[Raw records]
-- START --

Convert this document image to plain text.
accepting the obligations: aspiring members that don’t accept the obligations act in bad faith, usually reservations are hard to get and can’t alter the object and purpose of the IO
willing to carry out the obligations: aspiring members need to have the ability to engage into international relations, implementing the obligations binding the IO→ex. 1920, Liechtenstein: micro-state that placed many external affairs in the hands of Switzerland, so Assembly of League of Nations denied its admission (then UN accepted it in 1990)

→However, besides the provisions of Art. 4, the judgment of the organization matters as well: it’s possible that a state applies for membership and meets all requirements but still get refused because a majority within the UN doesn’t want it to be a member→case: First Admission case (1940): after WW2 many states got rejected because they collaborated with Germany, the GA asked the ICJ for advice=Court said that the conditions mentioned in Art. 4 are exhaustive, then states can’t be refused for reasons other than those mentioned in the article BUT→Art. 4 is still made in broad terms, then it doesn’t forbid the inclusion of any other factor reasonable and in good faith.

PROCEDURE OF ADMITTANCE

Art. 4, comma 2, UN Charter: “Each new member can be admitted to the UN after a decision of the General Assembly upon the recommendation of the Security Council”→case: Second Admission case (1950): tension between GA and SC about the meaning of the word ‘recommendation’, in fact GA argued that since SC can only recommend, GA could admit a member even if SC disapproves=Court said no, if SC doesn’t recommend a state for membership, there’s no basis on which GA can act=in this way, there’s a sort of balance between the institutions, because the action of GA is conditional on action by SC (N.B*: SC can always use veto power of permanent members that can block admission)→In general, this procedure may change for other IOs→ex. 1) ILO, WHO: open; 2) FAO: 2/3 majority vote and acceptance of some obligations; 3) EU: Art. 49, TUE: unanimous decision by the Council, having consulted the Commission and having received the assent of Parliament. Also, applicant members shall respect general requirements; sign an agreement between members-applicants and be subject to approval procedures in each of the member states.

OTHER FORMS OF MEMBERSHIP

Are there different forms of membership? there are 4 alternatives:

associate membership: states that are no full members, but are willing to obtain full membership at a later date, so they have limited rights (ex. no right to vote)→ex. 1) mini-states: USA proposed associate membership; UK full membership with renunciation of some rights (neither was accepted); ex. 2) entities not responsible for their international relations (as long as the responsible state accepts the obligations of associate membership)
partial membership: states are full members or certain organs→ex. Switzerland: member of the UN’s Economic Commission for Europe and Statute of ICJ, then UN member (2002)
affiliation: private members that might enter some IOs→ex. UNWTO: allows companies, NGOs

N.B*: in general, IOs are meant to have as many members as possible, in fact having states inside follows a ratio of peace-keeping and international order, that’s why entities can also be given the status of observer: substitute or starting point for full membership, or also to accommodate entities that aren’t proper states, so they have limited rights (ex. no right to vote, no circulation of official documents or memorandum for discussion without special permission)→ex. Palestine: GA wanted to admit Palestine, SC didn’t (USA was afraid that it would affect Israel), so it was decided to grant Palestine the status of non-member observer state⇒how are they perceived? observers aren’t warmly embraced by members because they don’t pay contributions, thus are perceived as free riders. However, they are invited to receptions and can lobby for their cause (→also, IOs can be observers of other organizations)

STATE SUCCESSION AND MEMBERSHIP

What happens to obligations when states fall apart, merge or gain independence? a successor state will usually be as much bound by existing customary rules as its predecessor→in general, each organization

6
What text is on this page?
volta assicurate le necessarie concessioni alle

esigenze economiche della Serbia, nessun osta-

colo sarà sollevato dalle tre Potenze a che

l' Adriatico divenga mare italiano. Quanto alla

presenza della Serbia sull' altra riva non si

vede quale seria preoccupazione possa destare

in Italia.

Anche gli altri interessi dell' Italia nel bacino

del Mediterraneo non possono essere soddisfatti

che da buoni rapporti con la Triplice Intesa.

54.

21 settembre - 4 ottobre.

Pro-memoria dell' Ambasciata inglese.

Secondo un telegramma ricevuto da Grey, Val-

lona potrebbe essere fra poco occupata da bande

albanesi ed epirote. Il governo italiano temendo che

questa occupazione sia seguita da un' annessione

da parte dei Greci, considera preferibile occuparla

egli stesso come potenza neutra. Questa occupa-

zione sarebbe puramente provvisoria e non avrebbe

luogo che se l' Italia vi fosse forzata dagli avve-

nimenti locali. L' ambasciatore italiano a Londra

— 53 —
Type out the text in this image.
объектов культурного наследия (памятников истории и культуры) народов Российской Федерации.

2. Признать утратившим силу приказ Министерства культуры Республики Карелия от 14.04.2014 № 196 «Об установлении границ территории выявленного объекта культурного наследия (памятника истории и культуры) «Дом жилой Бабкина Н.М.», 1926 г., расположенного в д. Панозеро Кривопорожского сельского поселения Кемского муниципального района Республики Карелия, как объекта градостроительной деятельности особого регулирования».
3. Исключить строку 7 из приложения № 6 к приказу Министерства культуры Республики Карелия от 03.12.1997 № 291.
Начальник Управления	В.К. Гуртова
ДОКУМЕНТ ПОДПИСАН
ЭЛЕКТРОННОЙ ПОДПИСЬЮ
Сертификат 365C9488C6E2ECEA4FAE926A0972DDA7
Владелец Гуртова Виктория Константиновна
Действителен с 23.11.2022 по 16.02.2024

-- END --

### PROBLEM TO SOLVE
Quote the entire listing above exactly.

### ANSWER TO THE TASK
Convert this document image to plain text.
accepting the obligations: aspiring members that don’t accept the obligations act in bad faith, usually reservations are hard to get and can’t alter the object and purpose of the IO
willing to carry out the obligations: aspiring members need to have the ability to engage into international relations, implementing the obligations binding the IO→ex. 1920, Liechtenstein: micro-state that placed many external affairs in the hands of Switzerland, so Assembly of League of Nations denied its admission (then UN accepted it in 1990)

→However, besides the provisions of Art. 4, the judgment of the organization matters as well: it’s possible that a state applies for membership and meets all requirements but still get refused because a majority within the UN doesn’t want it to be a member→case: First Admission case (1940): after WW2 many states got rejected because they collaborated with Germany, the GA asked the ICJ for advice=Court said that the conditions mentioned in Art. 4 are exhaustive, then states can’t be refused for reasons other than those mentioned in the article BUT→Art. 4 is still made in broad terms, then it doesn’t forbid the inclusion of any other factor reasonable and in good faith.

PROCEDURE OF ADMITTANCE

Art. 4, comma 2, UN Charter: “Each new member can be admitted to the UN after a decision of the General Assembly upon the recommendation of the Security Council”→case: Second Admission case (1950): tension between GA and SC about the meaning of the word ‘recommendation’, in fact GA argued that since SC can only recommend, GA could admit a member even if SC disapproves=Court said no, if SC doesn’t recommend a state for membership, there’s no basis on which GA can act=in this way, there’s a sort of balance between the institutions, because the action of GA is conditional on action by SC (N.B*: SC can always use veto power of permanent members that can block admission)→In general, this procedure may change for other IOs→ex. 1) ILO, WHO: open; 2) FAO: 2/3 majority vote and acceptance of some obligations; 3) EU: Art. 49, TUE: unanimous decision by the Council, having consulted the Commission and having received the assent of Parliament. Also, applicant members shall respect general requirements; sign an agreement between members-applicants and be subject to approval procedures in each of the member states.

OTHER FORMS OF MEMBERSHIP

Are there different forms of membership? there are 4 alternatives:

associate membership: states that are no full members, but are willing to obtain full membership at a later date, so they have limited rights (ex. no right to vote)→ex. 1) mini-states: USA proposed associate membership; UK full membership with renunciation of some rights (neither was accepted); ex. 2) entities not responsible for their international relations (as long as the responsible state accepts the obligations of associate membership)
partial membership: states are full members or certain organs→ex. Switzerland: member of the UN’s Economic Commission for Europe and Statute of ICJ, then UN member (2002)
affiliation: private members that might enter some IOs→ex. UNWTO: allows companies, NGOs

N.B*: in general, IOs are meant to have as many members as possible, in fact having states inside follows a ratio of peace-keeping and international order, that’s why entities can also be given the status of observer: substitute or starting point for full membership, or also to accommodate entities that aren’t proper states, so they have limited rights (ex. no right to vote, no circulation of official documents or memorandum for discussion without special permission)→ex. Palestine: GA wanted to admit Palestine, SC didn’t (USA was afraid that it would affect Israel), so it was decided to grant Palestine the status of non-member observer state⇒how are they perceived? observers aren’t warmly embraced by members because they don’t pay contributions, thus are perceived as free riders. However, they are invited to receptions and can lobby for their cause (→also, IOs can be observers of other organizations)

STATE SUCCESSION AND MEMBERSHIP

What happens to obligations when states fall apart, merge or gain independence? a successor state will usually be as much bound by existing customary rules as its predecessor→in general, each organization

6
What text is on this page?
volta assicurate le necessarie concessioni alle

esigenze economiche della Serbia, nessun osta-

colo sarà sollevato dalle tre Potenze a che

l' Adriatico divenga mare italiano. Quanto alla

presenza della Serbia sull' altra riva non si

vede quale seria preoccupazione possa destare

in Italia.

Anche gli altri interessi dell' Italia nel bacino

del Mediterraneo non possono essere soddisfatti

che da buoni rapporti con la Triplice Intesa.

54.

21 settembre - 4 ottobre.

Pro-memoria dell' Ambasciata inglese.

Secondo un telegramma ricevuto da Grey, Val-

lona potrebbe essere fra poco occupata da bande

albanesi ed epirote. Il governo italiano temendo che

questa occupazione sia seguita da un' annessione

da parte dei Greci, considera preferibile occuparla

egli stesso come potenza neutra. Questa occupa-

zione sarebbe puramente provvisoria e non avrebbe

luogo che se l' Italia vi fosse forzata dagli avve-

nimenti locali. L' ambasciatore italiano a Londra

— 53 —
Type out the text in this image.
объектов культурного наследия (памятников истории и культуры) народов Российской Федерации.

2. Признать утратившим силу приказ Министерства культуры Республики Карелия от 14.04.2014 № 196 «Об установлении границ территории выявленного объекта культурного наследия (памятника истории и культуры) «Дом жилой Бабкина Н.М.», 1926 г., расположенного в д. Панозеро Кривопорожского сельского поселения Кемского муниципального района Республики Карелия, как объекта градостроительной деятельности особого регулирования».
3. Исключить строку 7 из приложения № 6 к приказу Министерства культуры Республики Карелия от 03.12.1997 № 291.
Начальник Управления	В.К. Гуртова
ДОКУМЕНТ ПОДПИСАН
ЭЛЕКТРОННОЙ ПОДПИСЬЮ
Сертификат 365C9488C6E2ECEA4FAE926A0972DDA7
Владелец Гуртова Виктория Константиновна
Действителен с 23.11.2022 по 16.02.2024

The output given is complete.